Problem -
Repeat the entries exactly as they stand.

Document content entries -
——————————

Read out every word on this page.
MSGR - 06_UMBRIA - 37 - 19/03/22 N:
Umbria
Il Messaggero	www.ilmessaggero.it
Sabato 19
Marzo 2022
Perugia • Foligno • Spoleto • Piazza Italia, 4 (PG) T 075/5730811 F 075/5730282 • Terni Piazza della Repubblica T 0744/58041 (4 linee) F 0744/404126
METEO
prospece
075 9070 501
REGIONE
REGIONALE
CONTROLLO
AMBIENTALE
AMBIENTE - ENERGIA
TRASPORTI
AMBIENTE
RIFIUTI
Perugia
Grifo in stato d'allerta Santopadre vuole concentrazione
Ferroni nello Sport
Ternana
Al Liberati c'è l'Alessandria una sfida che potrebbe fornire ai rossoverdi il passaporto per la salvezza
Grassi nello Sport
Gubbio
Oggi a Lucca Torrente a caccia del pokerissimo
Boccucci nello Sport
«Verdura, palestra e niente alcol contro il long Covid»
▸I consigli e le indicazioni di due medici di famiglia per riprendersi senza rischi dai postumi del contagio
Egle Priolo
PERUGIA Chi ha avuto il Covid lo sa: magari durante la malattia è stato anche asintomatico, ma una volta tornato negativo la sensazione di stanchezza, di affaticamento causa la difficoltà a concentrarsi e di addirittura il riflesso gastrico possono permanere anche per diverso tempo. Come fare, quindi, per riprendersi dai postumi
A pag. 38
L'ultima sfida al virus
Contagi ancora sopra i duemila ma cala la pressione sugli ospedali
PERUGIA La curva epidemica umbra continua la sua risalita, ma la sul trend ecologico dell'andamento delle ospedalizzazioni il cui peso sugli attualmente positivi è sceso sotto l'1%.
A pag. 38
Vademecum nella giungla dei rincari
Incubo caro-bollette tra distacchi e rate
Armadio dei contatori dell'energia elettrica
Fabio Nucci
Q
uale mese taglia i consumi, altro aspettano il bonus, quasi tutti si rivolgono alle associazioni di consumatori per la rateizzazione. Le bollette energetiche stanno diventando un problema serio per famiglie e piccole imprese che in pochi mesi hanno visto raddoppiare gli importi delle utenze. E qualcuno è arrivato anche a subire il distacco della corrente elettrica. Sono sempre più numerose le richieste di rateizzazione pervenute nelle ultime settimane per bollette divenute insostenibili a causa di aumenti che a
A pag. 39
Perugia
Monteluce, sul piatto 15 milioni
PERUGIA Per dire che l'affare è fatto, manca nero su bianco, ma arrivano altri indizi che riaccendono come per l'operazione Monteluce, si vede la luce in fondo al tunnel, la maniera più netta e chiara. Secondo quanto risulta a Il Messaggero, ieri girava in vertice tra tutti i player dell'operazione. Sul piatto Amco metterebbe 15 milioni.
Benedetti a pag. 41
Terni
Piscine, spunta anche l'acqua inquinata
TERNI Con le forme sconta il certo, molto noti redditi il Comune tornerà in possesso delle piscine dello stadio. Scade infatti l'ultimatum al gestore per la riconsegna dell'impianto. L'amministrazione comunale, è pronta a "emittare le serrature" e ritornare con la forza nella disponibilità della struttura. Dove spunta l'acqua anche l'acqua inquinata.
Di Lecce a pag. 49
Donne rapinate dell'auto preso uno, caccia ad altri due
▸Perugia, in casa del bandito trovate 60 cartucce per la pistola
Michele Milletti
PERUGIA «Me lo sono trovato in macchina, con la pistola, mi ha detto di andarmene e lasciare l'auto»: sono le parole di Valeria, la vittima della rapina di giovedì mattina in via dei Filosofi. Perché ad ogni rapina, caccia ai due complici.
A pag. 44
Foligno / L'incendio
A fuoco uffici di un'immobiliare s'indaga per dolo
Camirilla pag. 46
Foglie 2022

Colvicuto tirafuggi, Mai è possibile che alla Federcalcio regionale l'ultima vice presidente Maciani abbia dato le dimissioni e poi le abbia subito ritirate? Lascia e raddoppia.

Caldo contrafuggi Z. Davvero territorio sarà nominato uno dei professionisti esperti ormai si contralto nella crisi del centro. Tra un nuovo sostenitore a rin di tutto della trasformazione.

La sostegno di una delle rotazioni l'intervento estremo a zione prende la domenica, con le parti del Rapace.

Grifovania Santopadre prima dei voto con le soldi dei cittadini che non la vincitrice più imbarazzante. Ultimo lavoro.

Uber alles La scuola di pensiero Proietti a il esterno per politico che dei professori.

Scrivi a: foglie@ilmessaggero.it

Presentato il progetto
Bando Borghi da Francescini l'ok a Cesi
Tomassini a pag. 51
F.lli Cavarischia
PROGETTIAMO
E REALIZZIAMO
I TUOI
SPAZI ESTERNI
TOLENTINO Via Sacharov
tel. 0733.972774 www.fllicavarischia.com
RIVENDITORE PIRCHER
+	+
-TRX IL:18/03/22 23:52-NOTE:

——————————

Result for this task -
Read out every word on this page.
MSGR - 06_UMBRIA - 37 - 19/03/22 N:
Umbria
Il Messaggero	www.ilmessaggero.it
Sabato 19
Marzo 2022
Perugia • Foligno • Spoleto • Piazza Italia, 4 (PG) T 075/5730811 F 075/5730282 • Terni Piazza della Repubblica T 0744/58041 (4 linee) F 0744/404126
METEO
prospece
075 9070 501
REGIONE
REGIONALE
CONTROLLO
AMBIENTALE
AMBIENTE - ENERGIA
TRASPORTI
AMBIENTE
RIFIUTI
Perugia
Grifo in stato d'allerta Santopadre vuole concentrazione
Ferroni nello Sport
Ternana
Al Liberati c'è l'Alessandria una sfida che potrebbe fornire ai rossoverdi il passaporto per la salvezza
Grassi nello Sport
Gubbio
Oggi a Lucca Torrente a caccia del pokerissimo
Boccucci nello Sport
«Verdura, palestra e niente alcol contro il long Covid»
▸I consigli e le indicazioni di due medici di famiglia per riprendersi senza rischi dai postumi del contagio
Egle Priolo
PERUGIA Chi ha avuto il Covid lo sa: magari durante la malattia è stato anche asintomatico, ma una volta tornato negativo la sensazione di stanchezza, di affaticamento causa la difficoltà a concentrarsi e di addirittura il riflesso gastrico possono permanere anche per diverso tempo. Come fare, quindi, per riprendersi dai postumi
A pag. 38
L'ultima sfida al virus
Contagi ancora sopra i duemila ma cala la pressione sugli ospedali
PERUGIA La curva epidemica umbra continua la sua risalita, ma la sul trend ecologico dell'andamento delle ospedalizzazioni il cui peso sugli attualmente positivi è sceso sotto l'1%.
A pag. 38
Vademecum nella giungla dei rincari
Incubo caro-bollette tra distacchi e rate
Armadio dei contatori dell'energia elettrica
Fabio Nucci
Q
uale mese taglia i consumi, altro aspettano il bonus, quasi tutti si rivolgono alle associazioni di consumatori per la rateizzazione. Le bollette energetiche stanno diventando un problema serio per famiglie e piccole imprese che in pochi mesi hanno visto raddoppiare gli importi delle utenze. E qualcuno è arrivato anche a subire il distacco della corrente elettrica. Sono sempre più numerose le richieste di rateizzazione pervenute nelle ultime settimane per bollette divenute insostenibili a causa di aumenti che a
A pag. 39
Perugia
Monteluce, sul piatto 15 milioni
PERUGIA Per dire che l'affare è fatto, manca nero su bianco, ma arrivano altri indizi che riaccendono come per l'operazione Monteluce, si vede la luce in fondo al tunnel, la maniera più netta e chiara. Secondo quanto risulta a Il Messaggero, ieri girava in vertice tra tutti i player dell'operazione. Sul piatto Amco metterebbe 15 milioni.
Benedetti a pag. 41
Terni
Piscine, spunta anche l'acqua inquinata
TERNI Con le forme sconta il certo, molto noti redditi il Comune tornerà in possesso delle piscine dello stadio. Scade infatti l'ultimatum al gestore per la riconsegna dell'impianto. L'amministrazione comunale, è pronta a "emittare le serrature" e ritornare con la forza nella disponibilità della struttura. Dove spunta l'acqua anche l'acqua inquinata.
Di Lecce a pag. 49
Donne rapinate dell'auto preso uno, caccia ad altri due
▸Perugia, in casa del bandito trovate 60 cartucce per la pistola
Michele Milletti
PERUGIA «Me lo sono trovato in macchina, con la pistola, mi ha detto di andarmene e lasciare l'auto»: sono le parole di Valeria, la vittima della rapina di giovedì mattina in via dei Filosofi. Perché ad ogni rapina, caccia ai due complici.
A pag. 44
Foligno / L'incendio
A fuoco uffici di un'immobiliare s'indaga per dolo
Camirilla pag. 46
Foglie 2022

Colvicuto tirafuggi, Mai è possibile che alla Federcalcio regionale l'ultima vice presidente Maciani abbia dato le dimissioni e poi le abbia subito ritirate? Lascia e raddoppia.

Caldo contrafuggi Z. Davvero territorio sarà nominato uno dei professionisti esperti ormai si contralto nella crisi del centro. Tra un nuovo sostenitore a rin di tutto della trasformazione.

La sostegno di una delle rotazioni l'intervento estremo a zione prende la domenica, con le parti del Rapace.

Grifovania Santopadre prima dei voto con le soldi dei cittadini che non la vincitrice più imbarazzante. Ultimo lavoro.

Uber alles La scuola di pensiero Proietti a il esterno per politico che dei professori.

Scrivi a: foglie@ilmessaggero.it

Presentato il progetto
Bando Borghi da Francescini l'ok a Cesi
Tomassini a pag. 51
F.lli Cavarischia
PROGETTIAMO
E REALIZZIAMO
I TUOI
SPAZI ESTERNI
TOLENTINO Via Sacharov
tel. 0733.972774 www.fllicavarischia.com
RIVENDITORE PIRCHER
+	+
-TRX IL:18/03/22 23:52-NOTE:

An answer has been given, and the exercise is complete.